[DATA]:

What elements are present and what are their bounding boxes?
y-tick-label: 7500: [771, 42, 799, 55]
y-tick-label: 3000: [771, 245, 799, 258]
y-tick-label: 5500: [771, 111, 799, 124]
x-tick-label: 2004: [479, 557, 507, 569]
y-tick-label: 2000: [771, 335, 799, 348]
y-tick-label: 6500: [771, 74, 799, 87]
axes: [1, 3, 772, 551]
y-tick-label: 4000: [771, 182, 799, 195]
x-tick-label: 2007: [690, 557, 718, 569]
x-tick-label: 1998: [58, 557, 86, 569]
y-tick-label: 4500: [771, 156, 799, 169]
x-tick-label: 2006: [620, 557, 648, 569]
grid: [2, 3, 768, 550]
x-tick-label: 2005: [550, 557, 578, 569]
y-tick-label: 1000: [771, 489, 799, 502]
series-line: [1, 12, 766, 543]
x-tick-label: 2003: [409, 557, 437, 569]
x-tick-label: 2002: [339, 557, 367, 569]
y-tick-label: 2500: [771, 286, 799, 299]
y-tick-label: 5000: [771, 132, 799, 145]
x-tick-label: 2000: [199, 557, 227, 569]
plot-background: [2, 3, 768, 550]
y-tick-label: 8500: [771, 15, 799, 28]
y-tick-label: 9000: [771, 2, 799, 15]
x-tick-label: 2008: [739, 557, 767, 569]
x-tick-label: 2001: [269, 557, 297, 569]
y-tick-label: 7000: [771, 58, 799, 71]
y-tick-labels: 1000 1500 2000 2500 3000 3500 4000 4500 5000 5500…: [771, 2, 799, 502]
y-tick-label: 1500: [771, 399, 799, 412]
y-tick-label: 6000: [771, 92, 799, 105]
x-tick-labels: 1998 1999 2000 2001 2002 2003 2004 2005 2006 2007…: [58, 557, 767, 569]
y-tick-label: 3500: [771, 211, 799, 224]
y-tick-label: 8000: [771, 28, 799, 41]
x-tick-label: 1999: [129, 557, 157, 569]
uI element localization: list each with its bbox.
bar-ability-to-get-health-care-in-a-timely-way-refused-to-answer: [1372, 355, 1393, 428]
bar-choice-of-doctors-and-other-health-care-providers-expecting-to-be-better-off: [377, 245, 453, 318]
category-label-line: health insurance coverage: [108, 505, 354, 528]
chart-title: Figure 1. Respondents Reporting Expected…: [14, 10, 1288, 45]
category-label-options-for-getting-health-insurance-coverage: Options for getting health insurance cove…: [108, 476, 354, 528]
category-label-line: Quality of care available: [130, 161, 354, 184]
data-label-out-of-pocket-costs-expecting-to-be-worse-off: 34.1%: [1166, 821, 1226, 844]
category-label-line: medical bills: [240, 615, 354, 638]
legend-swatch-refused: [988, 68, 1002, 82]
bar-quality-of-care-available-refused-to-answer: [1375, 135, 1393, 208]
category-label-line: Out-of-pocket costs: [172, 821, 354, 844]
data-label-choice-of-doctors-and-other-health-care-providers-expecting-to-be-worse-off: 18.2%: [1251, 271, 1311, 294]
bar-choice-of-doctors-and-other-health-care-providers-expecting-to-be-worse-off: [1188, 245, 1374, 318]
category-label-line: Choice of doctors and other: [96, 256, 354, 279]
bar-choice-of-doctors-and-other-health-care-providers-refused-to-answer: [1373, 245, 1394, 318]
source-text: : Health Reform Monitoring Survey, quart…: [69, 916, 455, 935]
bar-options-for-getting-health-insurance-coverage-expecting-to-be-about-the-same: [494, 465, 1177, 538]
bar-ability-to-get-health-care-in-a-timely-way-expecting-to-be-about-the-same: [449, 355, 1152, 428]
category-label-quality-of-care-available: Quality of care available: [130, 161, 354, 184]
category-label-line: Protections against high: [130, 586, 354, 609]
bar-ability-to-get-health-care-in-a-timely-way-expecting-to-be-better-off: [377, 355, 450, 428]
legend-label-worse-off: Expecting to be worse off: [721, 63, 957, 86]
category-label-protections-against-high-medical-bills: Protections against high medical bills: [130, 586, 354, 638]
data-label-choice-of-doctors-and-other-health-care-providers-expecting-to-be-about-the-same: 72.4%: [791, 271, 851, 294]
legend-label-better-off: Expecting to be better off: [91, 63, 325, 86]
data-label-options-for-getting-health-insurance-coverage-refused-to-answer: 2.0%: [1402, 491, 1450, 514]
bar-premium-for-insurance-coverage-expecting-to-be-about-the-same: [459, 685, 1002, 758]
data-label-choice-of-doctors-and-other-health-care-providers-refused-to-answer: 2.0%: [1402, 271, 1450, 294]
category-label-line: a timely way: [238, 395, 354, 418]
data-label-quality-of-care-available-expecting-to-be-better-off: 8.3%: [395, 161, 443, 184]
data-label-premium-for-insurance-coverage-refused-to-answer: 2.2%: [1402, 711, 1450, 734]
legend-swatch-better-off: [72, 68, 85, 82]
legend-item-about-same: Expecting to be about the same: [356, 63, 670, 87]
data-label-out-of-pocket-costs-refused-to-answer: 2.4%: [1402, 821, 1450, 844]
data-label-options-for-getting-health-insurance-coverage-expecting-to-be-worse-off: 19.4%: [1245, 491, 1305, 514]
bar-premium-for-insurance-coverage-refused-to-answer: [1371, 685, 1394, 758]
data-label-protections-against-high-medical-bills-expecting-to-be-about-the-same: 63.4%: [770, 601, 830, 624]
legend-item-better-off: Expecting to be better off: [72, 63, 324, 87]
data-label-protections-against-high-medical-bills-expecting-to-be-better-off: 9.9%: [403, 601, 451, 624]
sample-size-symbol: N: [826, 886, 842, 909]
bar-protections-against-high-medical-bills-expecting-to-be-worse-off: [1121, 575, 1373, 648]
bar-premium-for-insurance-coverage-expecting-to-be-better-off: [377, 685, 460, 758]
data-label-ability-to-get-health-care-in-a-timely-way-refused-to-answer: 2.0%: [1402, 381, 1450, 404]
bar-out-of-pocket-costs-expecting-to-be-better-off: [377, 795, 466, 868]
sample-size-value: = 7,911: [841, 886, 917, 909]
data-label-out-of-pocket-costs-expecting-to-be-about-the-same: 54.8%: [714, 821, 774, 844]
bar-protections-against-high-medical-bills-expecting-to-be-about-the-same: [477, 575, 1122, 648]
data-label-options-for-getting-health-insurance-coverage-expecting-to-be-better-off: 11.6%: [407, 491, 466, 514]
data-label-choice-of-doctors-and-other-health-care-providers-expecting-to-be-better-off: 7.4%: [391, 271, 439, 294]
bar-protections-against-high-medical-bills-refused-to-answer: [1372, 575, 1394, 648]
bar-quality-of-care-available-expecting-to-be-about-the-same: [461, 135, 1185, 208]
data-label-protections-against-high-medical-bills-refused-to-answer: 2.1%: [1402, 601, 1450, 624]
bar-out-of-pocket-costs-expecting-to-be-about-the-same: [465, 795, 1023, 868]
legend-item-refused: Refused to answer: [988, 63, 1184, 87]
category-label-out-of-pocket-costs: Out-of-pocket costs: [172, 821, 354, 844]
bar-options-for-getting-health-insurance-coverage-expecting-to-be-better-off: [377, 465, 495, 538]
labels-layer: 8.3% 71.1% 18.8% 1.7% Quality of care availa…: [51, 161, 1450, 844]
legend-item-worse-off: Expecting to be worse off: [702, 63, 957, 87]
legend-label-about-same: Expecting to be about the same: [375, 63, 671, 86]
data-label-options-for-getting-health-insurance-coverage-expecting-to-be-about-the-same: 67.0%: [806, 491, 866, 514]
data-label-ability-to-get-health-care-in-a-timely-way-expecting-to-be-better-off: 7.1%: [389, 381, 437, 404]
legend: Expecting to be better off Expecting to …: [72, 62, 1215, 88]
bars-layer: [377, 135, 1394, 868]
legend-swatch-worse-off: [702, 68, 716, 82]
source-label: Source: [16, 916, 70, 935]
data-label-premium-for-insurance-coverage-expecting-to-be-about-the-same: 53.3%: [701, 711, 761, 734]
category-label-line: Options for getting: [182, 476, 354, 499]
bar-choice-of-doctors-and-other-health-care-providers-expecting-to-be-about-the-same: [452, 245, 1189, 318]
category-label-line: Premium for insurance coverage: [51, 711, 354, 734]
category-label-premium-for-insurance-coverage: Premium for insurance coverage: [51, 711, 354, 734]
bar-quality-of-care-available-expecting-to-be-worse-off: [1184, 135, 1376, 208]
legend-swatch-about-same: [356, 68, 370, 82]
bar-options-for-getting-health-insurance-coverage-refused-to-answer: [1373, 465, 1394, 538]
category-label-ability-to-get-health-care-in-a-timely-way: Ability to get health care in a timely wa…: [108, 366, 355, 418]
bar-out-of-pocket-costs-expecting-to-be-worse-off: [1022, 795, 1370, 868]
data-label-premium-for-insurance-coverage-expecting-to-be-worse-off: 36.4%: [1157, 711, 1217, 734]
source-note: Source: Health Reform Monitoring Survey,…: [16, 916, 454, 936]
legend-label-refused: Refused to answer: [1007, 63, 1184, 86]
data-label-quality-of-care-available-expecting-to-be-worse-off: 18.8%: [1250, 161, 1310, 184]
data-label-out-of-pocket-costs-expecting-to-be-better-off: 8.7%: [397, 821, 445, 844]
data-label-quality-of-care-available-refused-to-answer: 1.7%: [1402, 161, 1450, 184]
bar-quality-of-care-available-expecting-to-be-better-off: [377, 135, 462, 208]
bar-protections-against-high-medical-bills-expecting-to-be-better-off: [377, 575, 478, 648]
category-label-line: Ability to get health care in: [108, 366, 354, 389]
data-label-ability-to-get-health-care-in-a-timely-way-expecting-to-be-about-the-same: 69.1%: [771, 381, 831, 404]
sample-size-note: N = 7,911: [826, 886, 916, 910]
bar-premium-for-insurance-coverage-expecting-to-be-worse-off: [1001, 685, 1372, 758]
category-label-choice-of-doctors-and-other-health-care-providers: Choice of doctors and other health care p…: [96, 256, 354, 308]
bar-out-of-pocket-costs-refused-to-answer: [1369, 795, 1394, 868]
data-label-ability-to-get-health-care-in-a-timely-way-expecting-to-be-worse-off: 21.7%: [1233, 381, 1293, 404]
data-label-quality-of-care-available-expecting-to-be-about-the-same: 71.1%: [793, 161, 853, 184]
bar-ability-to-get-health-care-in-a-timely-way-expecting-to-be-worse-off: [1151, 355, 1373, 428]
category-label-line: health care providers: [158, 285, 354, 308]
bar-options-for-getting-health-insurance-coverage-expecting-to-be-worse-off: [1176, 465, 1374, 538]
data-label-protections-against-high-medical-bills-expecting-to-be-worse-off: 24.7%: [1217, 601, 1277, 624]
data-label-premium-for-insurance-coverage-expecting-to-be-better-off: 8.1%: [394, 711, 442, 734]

[YOUR GOAL]: Reproduce the listing without any change, from its first line through the line containing "x-tick-label: 2002: [339, 557, 367, 569]", with both of those lines included.

[TASK SOLUTION]:
What elements are present and what are their bounding boxes?
y-tick-label: 7500: [771, 42, 799, 55]
y-tick-label: 3000: [771, 245, 799, 258]
y-tick-label: 5500: [771, 111, 799, 124]
x-tick-label: 2004: [479, 557, 507, 569]
y-tick-label: 2000: [771, 335, 799, 348]
y-tick-label: 6500: [771, 74, 799, 87]
axes: [1, 3, 772, 551]
y-tick-label: 4000: [771, 182, 799, 195]
x-tick-label: 2007: [690, 557, 718, 569]
x-tick-label: 1998: [58, 557, 86, 569]
y-tick-label: 4500: [771, 156, 799, 169]
x-tick-label: 2006: [620, 557, 648, 569]
grid: [2, 3, 768, 550]
x-tick-label: 2005: [550, 557, 578, 569]
y-tick-label: 1000: [771, 489, 799, 502]
series-line: [1, 12, 766, 543]
x-tick-label: 2003: [409, 557, 437, 569]
x-tick-label: 2002: [339, 557, 367, 569]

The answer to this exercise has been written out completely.